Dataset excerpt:
***
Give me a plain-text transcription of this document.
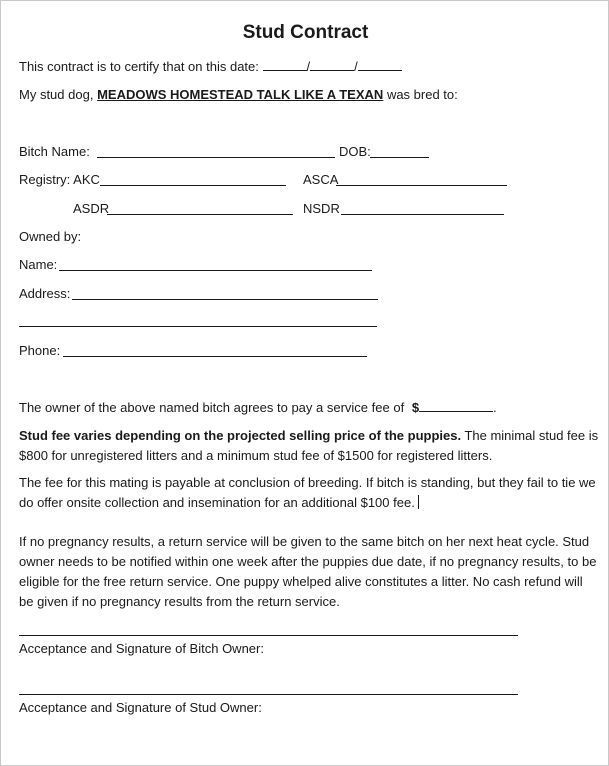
Stud Contract
This contract is to certify that on this date:	/	/
My stud dog, MEADOWS HOMESTEAD TALK LIKE A TEXAN was bred to:
Bitch Name:	DOB:
Registry: AKC	ASCA
ASDR	NSDR
Owned by:
Name:
Address:
Phone:
The owner of the above named bitch agrees to pay a service fee of $	.
Stud fee varies depending on the projected selling price of the puppies. The minimal stud fee is $800 for unregistered litters and a minimum stud fee of $1500 for registered litters.
The fee for this mating is payable at conclusion of breeding. If bitch is standing, but they fail to tie we do offer onsite collection and insemination for an additional $100 fee.
If no pregnancy results, a return service will be given to the same bitch on her next heat cycle. Stud owner needs to be notified within one week after the puppies due date, if no pregnancy results, to be eligible for the free return service. One puppy whelped alive constitutes a litter. No cash refund will be given if no pregnancy results from the return service.
Acceptance and Signature of Bitch Owner:
Acceptance and Signature of Stud Owner:
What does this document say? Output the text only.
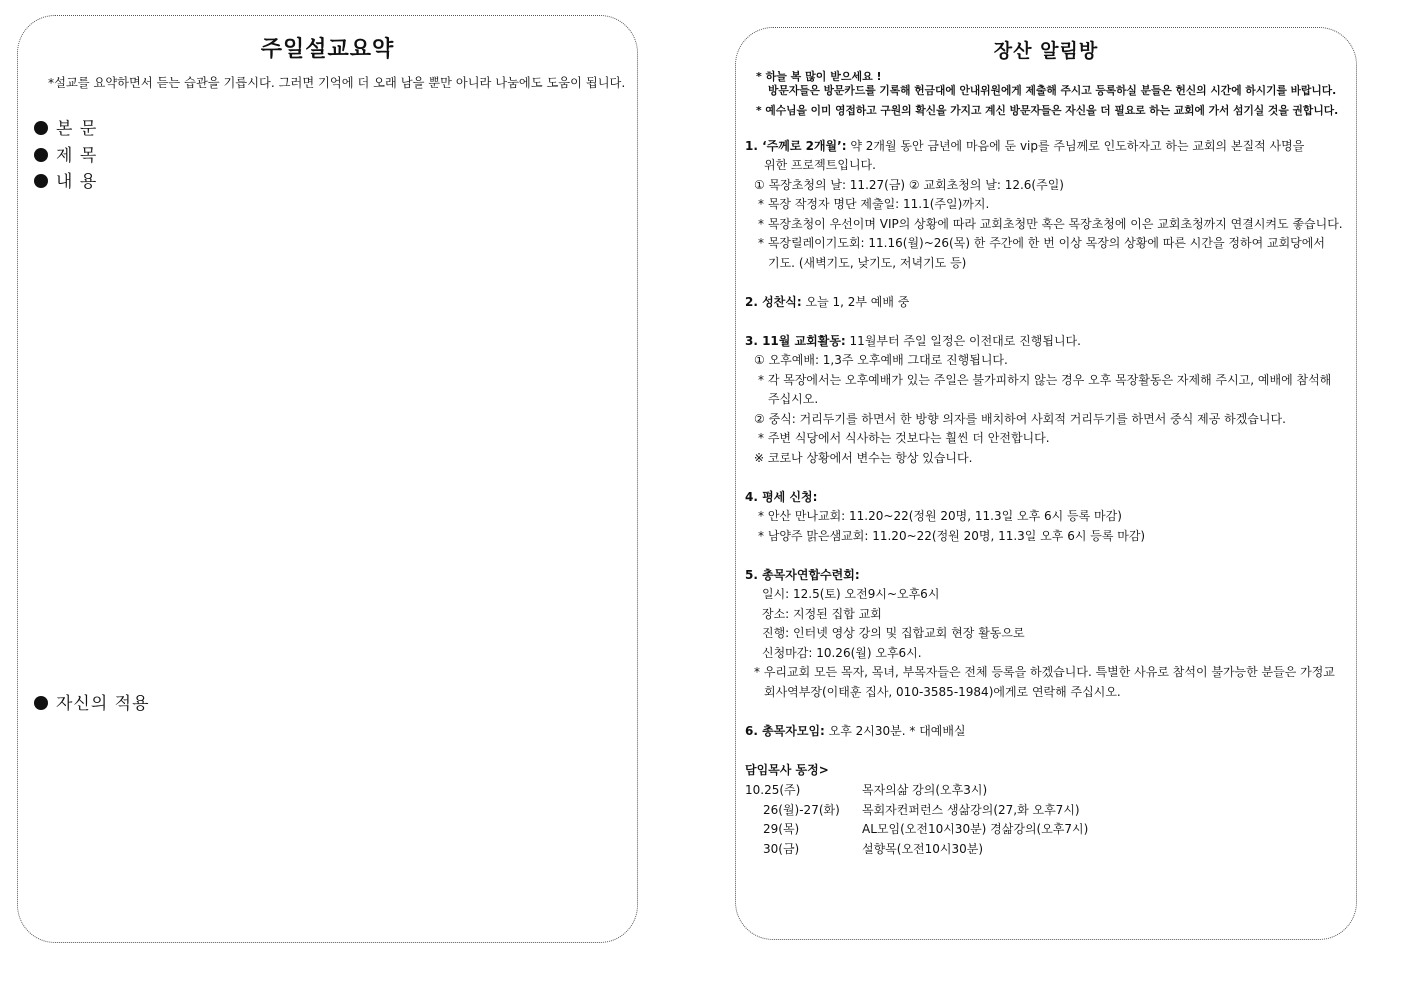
주일설교요약
*설교를 요약하면서 듣는 습관을 기릅시다. 그러면 기억에 더 오래 남을 뿐만 아니라 나눔에도 도움이 됩니다.
본 문
제 목
내 용
자신의 적용
장산 알림방
* 하늘 복 많이 받으세요 !
방문자들은 방문카드를 기록해 헌금대에 안내위원에게 제출해 주시고 등록하실 분들은 헌신의 시간에 하시기를 바랍니다.
* 예수님을 이미 영접하고 구원의 확신을 가지고 계신 방문자들은 자신을 더 필요로 하는 교회에 가서 섬기실 것을 권합니다.
1. ‘주께로 2개월’: 약 2개월 동안 금년에 마음에 둔 vip를 주님께로 인도하자고 하는 교회의 본질적 사명을
위한 프로젝트입니다.
① 목장초청의 날: 11.27(금) ② 교회초청의 날: 12.6(주일)
* 목장 작정자 명단 제출일: 11.1(주일)까지.
* 목장초청이 우선이며 VIP의 상황에 따라 교회초청만 혹은 목장초청에 이은 교회초청까지 연결시켜도 좋습니다.
* 목장릴레이기도회: 11.16(월)~26(목) 한 주간에 한 번 이상 목장의 상황에 따른 시간을 정하여 교회당에서
기도. (새벽기도, 낮기도, 저녁기도 등)
2. 성찬식: 오늘 1, 2부 예배 중
3. 11월 교회활동: 11월부터 주일 일정은 이전대로 진행됩니다.
① 오후예배: 1,3주 오후예배 그대로 진행됩니다.
* 각 목장에서는 오후예배가 있는 주일은 불가피하지 않는 경우 오후 목장활동은 자제해 주시고, 예배에 참석해
주십시오.
② 중식: 거리두기를 하면서 한 방향 의자를 배치하여 사회적 거리두기를 하면서 중식 제공 하겠습니다.
* 주변 식당에서 식사하는 것보다는 훨씬 더 안전합니다.
※ 코로나 상황에서 변수는 항상 있습니다.
4. 평세 신청:
* 안산 만나교회: 11.20~22(정원 20명, 11.3일 오후 6시 등록 마감)
* 남양주 맑은샘교회: 11.20~22(정원 20명, 11.3일 오후 6시 등록 마감)
5. 총목자연합수련회:
일시: 12.5(토) 오전9시~오후6시
장소: 지정된 집합 교회
진행: 인터넷 영상 강의 및 집합교회 현장 활동으로
신청마감: 10.26(월) 오후6시.
* 우리교회 모든 목자, 목녀, 부목자들은 전체 등록을 하겠습니다. 특별한 사유로 참석이 불가능한 분들은 가정교
회사역부장(이태훈 집사, 010-3585-1984)에게로 연락해 주십시오.
6. 총목자모임: 오후 2시30분. * 대예배실
담임목사 동정>
10.25(주)	목자의삶 강의(오후3시)
26(월)-27(화) 목회자컨퍼런스 생삶강의(27,화 오후7시)
29(목)	AL모임(오전10시30분) 경삶강의(오후7시)
30(금)	설향목(오전10시30분)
***
Exercise task
Repeat the entries exactly. Pictures are excluded from the copy.

Response
Give me a plain-text transcription of this document.
Stud Contract
This contract is to certify that on this date:	/	/
My stud dog, MEADOWS HOMESTEAD TALK LIKE A TEXAN was bred to:
Bitch Name:	DOB:
Registry: AKC	ASCA
ASDR	NSDR
Owned by:
Name:
Address:
Phone:
The owner of the above named bitch agrees to pay a service fee of $	.
Stud fee varies depending on the projected selling price of the puppies. The minimal stud fee is $800 for unregistered litters and a minimum stud fee of $1500 for registered litters.
The fee for this mating is payable at conclusion of breeding. If bitch is standing, but they fail to tie we do offer onsite collection and insemination for an additional $100 fee.
If no pregnancy results, a return service will be given to the same bitch on her next heat cycle. Stud owner needs to be notified within one week after the puppies due date, if no pregnancy results, to be eligible for the free return service. One puppy whelped alive constitutes a litter. No cash refund will be given if no pregnancy results from the return service.
Acceptance and Signature of Bitch Owner:
Acceptance and Signature of Stud Owner:
What does this document say? Output the text only.
주일설교요약
*설교를 요약하면서 듣는 습관을 기릅시다. 그러면 기억에 더 오래 남을 뿐만 아니라 나눔에도 도움이 됩니다.
본 문
제 목
내 용
자신의 적용
장산 알림방
* 하늘 복 많이 받으세요 !
방문자들은 방문카드를 기록해 헌금대에 안내위원에게 제출해 주시고 등록하실 분들은 헌신의 시간에 하시기를 바랍니다.
* 예수님을 이미 영접하고 구원의 확신을 가지고 계신 방문자들은 자신을 더 필요로 하는 교회에 가서 섬기실 것을 권합니다.
1. ‘주께로 2개월’: 약 2개월 동안 금년에 마음에 둔 vip를 주님께로 인도하자고 하는 교회의 본질적 사명을
위한 프로젝트입니다.
① 목장초청의 날: 11.27(금) ② 교회초청의 날: 12.6(주일)
* 목장 작정자 명단 제출일: 11.1(주일)까지.
* 목장초청이 우선이며 VIP의 상황에 따라 교회초청만 혹은 목장초청에 이은 교회초청까지 연결시켜도 좋습니다.
* 목장릴레이기도회: 11.16(월)~26(목) 한 주간에 한 번 이상 목장의 상황에 따른 시간을 정하여 교회당에서
기도. (새벽기도, 낮기도, 저녁기도 등)
2. 성찬식: 오늘 1, 2부 예배 중
3. 11월 교회활동: 11월부터 주일 일정은 이전대로 진행됩니다.
① 오후예배: 1,3주 오후예배 그대로 진행됩니다.
* 각 목장에서는 오후예배가 있는 주일은 불가피하지 않는 경우 오후 목장활동은 자제해 주시고, 예배에 참석해
주십시오.
② 중식: 거리두기를 하면서 한 방향 의자를 배치하여 사회적 거리두기를 하면서 중식 제공 하겠습니다.
* 주변 식당에서 식사하는 것보다는 훨씬 더 안전합니다.
※ 코로나 상황에서 변수는 항상 있습니다.
4. 평세 신청:
* 안산 만나교회: 11.20~22(정원 20명, 11.3일 오후 6시 등록 마감)
* 남양주 맑은샘교회: 11.20~22(정원 20명, 11.3일 오후 6시 등록 마감)
5. 총목자연합수련회:
일시: 12.5(토) 오전9시~오후6시
장소: 지정된 집합 교회
진행: 인터넷 영상 강의 및 집합교회 현장 활동으로
신청마감: 10.26(월) 오후6시.
* 우리교회 모든 목자, 목녀, 부목자들은 전체 등록을 하겠습니다. 특별한 사유로 참석이 불가능한 분들은 가정교
회사역부장(이태훈 집사, 010-3585-1984)에게로 연락해 주십시오.
6. 총목자모임: 오후 2시30분. * 대예배실
담임목사 동정>
10.25(주)	목자의삶 강의(오후3시)
26(월)-27(화) 목회자컨퍼런스 생삶강의(27,화 오후7시)
29(목)	AL모임(오전10시30분) 경삶강의(오후7시)
30(금)	설향목(오전10시30분)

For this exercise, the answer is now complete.